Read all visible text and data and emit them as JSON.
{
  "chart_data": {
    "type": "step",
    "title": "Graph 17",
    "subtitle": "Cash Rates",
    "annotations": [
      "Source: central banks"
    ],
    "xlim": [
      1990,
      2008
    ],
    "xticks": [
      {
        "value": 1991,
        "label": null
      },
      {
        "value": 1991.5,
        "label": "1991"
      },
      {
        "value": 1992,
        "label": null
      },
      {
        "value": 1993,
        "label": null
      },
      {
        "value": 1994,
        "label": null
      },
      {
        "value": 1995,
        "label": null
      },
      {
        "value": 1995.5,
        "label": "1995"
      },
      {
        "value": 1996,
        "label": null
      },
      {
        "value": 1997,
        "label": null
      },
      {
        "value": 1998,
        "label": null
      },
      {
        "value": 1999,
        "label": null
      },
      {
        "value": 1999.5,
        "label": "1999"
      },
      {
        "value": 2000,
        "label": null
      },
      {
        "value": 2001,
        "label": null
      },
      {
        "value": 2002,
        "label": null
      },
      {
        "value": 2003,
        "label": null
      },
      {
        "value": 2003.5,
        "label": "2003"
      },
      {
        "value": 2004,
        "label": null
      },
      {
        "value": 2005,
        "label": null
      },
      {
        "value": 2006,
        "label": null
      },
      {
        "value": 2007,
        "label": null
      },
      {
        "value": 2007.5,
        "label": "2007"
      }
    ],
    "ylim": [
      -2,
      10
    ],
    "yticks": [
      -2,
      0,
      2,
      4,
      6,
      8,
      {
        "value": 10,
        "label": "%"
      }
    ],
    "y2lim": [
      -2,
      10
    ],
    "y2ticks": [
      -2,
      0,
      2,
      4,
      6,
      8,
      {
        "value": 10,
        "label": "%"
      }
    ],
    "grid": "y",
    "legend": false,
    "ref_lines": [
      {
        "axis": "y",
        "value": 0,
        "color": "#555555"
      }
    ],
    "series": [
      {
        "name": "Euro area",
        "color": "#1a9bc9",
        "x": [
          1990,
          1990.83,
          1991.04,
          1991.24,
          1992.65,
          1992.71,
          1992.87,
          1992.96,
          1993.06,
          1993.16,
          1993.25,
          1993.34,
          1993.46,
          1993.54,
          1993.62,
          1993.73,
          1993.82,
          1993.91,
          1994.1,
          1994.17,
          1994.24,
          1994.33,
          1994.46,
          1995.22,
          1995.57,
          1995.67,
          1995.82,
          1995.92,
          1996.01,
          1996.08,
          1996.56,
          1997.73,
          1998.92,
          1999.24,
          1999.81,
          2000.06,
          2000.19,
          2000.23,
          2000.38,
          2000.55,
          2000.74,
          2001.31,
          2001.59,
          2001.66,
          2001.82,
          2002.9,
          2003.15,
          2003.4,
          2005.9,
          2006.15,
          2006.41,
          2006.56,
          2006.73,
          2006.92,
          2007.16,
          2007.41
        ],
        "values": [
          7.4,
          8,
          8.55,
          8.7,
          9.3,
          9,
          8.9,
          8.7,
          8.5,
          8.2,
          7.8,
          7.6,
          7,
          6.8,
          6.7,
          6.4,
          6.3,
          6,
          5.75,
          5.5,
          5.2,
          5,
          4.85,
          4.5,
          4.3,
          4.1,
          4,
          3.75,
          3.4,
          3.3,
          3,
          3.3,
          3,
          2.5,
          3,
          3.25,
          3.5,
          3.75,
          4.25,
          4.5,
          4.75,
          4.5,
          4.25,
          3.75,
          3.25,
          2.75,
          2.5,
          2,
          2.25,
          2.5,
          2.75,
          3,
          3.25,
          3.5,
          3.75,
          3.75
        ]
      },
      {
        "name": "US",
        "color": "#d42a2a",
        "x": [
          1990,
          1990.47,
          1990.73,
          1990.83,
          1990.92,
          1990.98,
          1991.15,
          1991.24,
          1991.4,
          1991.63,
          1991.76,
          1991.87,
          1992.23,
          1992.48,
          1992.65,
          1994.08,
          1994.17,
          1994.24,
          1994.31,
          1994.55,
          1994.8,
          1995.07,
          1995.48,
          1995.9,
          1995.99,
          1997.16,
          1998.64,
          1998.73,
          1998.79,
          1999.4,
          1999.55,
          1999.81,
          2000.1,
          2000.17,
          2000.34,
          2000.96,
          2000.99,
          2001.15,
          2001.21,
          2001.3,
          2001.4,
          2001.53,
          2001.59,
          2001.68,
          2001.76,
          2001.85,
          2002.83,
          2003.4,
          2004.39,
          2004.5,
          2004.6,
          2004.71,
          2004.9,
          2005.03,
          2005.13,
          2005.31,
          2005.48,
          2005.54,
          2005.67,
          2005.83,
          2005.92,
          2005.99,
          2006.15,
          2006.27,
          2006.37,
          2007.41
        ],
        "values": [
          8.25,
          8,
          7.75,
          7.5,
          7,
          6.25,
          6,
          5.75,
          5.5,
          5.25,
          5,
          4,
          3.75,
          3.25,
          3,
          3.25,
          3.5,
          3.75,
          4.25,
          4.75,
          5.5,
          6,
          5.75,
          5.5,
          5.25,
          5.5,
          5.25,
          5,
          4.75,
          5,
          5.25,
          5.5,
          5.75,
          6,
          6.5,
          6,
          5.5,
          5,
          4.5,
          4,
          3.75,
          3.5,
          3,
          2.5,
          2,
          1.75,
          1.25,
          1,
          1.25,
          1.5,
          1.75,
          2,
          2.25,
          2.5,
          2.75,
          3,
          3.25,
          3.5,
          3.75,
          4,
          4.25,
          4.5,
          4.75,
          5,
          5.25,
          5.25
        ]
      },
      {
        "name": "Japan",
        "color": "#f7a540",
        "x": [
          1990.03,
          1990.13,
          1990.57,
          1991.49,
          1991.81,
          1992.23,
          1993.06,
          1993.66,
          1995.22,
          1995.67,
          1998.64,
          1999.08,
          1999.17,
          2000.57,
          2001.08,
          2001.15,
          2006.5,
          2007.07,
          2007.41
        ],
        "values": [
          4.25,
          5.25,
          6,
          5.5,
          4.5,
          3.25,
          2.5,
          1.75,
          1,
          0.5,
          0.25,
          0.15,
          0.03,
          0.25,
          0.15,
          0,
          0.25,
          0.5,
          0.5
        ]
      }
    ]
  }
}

* * * * * * * * *

▶ **What to produce**
Count up the lines in the listing that hold the word "color", and give that number only.

▶ **Result of the task**
4